Using the records below, locate all lines containing "channel" and return them.

*DATA PROVIDED*.

.....

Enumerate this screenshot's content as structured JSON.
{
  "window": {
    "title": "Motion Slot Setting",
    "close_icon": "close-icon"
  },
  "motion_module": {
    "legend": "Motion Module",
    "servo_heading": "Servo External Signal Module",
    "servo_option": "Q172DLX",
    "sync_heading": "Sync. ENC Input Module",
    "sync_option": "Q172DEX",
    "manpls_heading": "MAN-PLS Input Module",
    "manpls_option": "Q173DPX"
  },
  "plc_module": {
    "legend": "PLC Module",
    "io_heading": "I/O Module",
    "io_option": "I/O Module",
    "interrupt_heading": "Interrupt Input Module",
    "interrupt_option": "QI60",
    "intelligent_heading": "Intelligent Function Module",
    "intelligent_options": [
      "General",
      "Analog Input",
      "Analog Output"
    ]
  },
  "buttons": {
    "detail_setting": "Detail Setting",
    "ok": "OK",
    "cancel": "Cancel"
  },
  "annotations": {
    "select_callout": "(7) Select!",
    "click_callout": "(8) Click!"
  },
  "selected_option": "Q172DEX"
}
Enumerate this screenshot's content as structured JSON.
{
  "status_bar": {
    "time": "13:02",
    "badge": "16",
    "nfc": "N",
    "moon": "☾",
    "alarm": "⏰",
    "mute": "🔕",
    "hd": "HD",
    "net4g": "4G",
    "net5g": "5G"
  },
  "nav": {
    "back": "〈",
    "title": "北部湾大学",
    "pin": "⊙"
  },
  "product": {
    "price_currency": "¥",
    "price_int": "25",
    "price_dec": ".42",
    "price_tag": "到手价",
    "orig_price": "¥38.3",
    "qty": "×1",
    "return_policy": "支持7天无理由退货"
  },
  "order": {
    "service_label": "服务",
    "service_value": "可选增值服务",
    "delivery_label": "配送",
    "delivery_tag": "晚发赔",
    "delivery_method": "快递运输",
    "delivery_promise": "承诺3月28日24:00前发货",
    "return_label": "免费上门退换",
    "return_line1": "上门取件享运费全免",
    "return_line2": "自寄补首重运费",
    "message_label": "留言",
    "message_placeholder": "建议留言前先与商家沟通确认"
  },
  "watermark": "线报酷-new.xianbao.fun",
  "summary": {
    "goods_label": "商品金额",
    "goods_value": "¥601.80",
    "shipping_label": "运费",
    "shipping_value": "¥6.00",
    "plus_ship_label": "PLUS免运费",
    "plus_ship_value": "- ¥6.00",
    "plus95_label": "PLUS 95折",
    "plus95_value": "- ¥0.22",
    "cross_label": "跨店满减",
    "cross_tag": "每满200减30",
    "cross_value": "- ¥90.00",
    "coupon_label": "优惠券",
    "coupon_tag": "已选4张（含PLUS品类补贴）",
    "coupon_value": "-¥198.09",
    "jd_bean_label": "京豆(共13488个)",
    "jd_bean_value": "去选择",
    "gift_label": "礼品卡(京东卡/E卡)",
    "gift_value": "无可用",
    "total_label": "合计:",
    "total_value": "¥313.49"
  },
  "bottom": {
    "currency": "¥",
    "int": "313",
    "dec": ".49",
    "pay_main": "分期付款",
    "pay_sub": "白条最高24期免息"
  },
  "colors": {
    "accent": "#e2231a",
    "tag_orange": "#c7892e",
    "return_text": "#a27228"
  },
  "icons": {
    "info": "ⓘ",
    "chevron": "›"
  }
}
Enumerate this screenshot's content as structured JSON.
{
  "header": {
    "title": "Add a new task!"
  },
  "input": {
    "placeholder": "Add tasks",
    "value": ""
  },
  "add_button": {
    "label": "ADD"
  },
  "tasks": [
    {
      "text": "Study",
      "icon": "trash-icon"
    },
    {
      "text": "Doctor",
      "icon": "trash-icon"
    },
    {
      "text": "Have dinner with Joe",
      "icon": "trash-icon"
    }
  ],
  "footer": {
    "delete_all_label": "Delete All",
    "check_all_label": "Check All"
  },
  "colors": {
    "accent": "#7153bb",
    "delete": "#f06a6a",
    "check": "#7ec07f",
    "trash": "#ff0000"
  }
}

.....

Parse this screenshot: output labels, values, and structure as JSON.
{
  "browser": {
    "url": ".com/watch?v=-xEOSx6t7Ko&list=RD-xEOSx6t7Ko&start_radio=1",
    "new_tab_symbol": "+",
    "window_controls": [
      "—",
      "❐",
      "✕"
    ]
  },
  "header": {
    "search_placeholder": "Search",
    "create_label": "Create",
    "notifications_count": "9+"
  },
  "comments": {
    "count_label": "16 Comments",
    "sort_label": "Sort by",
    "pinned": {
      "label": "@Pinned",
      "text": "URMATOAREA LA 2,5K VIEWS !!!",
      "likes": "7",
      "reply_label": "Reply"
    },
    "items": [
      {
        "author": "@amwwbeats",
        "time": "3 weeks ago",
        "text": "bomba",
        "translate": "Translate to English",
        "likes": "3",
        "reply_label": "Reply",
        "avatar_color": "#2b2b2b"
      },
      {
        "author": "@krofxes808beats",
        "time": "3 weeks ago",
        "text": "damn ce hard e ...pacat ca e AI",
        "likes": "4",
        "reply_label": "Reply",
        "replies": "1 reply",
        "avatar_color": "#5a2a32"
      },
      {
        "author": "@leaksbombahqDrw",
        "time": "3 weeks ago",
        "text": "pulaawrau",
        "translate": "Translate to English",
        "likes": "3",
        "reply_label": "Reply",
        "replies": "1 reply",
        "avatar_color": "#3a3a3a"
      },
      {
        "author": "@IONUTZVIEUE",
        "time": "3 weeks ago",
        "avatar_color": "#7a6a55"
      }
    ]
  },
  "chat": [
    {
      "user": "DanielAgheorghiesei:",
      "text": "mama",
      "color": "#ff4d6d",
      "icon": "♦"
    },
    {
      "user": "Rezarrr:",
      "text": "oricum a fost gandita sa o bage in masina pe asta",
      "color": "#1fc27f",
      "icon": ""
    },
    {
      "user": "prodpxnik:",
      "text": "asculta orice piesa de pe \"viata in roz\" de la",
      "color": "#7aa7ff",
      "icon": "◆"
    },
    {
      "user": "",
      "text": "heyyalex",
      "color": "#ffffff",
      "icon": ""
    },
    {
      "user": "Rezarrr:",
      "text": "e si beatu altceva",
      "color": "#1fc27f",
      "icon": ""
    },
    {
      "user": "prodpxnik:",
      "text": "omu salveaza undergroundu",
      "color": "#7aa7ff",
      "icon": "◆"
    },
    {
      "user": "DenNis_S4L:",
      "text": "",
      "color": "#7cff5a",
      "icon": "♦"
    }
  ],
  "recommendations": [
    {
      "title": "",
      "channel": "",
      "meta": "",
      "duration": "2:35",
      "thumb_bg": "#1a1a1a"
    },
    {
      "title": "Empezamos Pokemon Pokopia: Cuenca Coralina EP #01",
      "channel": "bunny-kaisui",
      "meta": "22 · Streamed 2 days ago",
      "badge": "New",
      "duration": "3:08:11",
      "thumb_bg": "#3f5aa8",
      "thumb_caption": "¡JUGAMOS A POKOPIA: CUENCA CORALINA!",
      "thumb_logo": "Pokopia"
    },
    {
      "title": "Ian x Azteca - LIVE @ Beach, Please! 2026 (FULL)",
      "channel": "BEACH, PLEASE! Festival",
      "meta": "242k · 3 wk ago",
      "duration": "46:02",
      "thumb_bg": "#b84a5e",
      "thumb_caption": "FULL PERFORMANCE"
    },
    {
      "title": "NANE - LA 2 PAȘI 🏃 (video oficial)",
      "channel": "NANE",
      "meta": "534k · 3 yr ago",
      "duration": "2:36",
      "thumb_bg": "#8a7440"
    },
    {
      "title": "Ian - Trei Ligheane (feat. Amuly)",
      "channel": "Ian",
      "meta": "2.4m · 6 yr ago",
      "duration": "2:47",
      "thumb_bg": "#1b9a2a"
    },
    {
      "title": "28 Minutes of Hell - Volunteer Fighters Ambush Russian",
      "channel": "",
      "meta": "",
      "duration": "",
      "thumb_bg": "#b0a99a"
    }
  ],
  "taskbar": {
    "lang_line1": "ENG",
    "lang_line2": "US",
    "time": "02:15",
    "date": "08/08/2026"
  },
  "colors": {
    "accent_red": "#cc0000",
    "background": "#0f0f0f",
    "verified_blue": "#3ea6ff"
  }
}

.....

*THE REPLY*.
      "channel": "",
      "channel": "bunny-kaisui",
      "channel": "BEACH, PLEASE! Festival",
      "channel": "NANE",
      "channel": "Ian",
      "channel": "",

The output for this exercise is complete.